TEXT SEGMENT —
------------------------------------------------

RECREATIONAL INTERESTS: Enjoys snow skiing, water skiing, light aircraft flying, running and exercising.
ORGANIZATIONS: Member of the Society of Experimental Test Pilots (SETP).
SPECIAL HONORS: Graduated first in test pilot school class and awarded the Liethen/Tittle Trophy for the Best
Overall Record for Flying and Academic Performance (1986). Recipient of the USAF Flying Safety Award (1980), and
the USAF Pilot Training Academic Award (1979).

------------------------------------------------

RECORD EXCERPTS —

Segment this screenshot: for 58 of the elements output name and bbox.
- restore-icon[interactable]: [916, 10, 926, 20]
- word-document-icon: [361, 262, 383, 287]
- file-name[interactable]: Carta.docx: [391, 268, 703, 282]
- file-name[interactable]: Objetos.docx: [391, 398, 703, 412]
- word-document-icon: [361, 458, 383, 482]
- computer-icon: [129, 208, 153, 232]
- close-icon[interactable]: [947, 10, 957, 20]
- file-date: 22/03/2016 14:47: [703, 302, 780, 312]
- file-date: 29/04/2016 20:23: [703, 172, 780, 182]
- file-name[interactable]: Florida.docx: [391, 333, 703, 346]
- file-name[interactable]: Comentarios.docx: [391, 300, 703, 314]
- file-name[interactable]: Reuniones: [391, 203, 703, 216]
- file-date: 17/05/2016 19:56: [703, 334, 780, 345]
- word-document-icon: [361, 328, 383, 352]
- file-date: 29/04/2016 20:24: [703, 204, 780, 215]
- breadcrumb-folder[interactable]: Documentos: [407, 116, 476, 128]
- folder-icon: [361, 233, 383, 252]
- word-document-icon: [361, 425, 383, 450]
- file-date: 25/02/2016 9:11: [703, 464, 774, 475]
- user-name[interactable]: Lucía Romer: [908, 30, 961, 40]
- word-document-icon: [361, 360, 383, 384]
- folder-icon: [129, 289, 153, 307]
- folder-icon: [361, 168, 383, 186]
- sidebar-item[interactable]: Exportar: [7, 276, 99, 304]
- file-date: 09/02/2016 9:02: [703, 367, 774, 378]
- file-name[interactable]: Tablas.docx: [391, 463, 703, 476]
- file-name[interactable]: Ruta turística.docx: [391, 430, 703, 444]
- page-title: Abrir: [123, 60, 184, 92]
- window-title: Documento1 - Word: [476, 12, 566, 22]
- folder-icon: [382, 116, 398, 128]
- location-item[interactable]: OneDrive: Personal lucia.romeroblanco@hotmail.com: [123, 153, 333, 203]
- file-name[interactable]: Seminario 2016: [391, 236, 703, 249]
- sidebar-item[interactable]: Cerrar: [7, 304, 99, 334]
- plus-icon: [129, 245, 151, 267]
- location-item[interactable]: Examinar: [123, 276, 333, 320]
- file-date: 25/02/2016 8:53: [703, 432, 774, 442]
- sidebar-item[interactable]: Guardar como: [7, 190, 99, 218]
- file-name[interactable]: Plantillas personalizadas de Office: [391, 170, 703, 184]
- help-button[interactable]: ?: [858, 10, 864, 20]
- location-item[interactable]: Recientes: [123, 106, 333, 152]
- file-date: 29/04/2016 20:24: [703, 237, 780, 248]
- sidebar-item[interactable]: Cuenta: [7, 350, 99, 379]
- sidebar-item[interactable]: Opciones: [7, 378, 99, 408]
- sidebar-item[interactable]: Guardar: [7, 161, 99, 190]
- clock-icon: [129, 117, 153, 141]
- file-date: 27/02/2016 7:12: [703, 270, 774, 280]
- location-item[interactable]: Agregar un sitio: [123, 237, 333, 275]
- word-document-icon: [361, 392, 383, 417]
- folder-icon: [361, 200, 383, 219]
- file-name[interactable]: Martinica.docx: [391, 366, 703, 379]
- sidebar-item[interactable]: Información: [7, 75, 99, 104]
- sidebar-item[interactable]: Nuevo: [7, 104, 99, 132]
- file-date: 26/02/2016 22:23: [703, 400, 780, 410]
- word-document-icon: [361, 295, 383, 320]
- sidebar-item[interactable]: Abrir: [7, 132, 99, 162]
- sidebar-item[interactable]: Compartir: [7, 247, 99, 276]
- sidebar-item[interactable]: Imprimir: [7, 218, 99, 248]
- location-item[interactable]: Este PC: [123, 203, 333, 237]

------------------------------------------------

SHORT PROBLEM 1 — Copy out each row that contains the string "Guardar", treating uppercase and lowercase as different.
SHORT PROBLEM 2 — Write the next part of the pilot biography, picking up right after its final sentence.
The pilot biography and the rows come from unrelated sources.

REPLY 1 —
- sidebar-item[interactable]: Guardar como: [7, 190, 99, 218]
- sidebar-item[interactable]: Guardar: [7, 161, 99, 190]

REPLY 2 —
EXPERIENCE: Halsell graduated from the USAF Academy in 1978, and from Undergraduate Pilot Training at
Columbus Air Force Base, Mississippi, in 1979. Assigned to Nellis Air Force Base, Las Vegas, Nevada, from 1980-
1981, he served as an F-4D aircraft commander, qualified in conventional and nuclear weapons deliveries. From 1981-
1984, he was stationed at Moody Air Force Base, Valdosta, Georgia, where he served as an F-4E flight lead and
instructor pilot. In 1984-1985, he was a graduate student at the Air Force Institute of Technology, Wright-Patterson Air
Force Base, Dayton, Ohio. His thesis, sponsored by JSC Crew Systems Division, prototyped a space rescue transfer
vehicle using off-the-shelf equipment. He then attended the Air Force Test Pilot School at Edwards Air Force Base,
California, and during the next four years he performed test flights in the F- 4, the F-16, and the SR-71 aircraft.
Selected by NASA in January 1990, Halsell became an astronaut in July 1991. Assigned to the Astronaut Office
Mission Support Branch, Halsell initially served as a spacecraft communicator (CAPCOM) in the Mission Control
Center (MCC). Subsequently, he was assigned to the Astronaut Support Personnel team which helps to prepare the
Space Shuttle vehicles for flights at the Kennedy Space Center, Florida.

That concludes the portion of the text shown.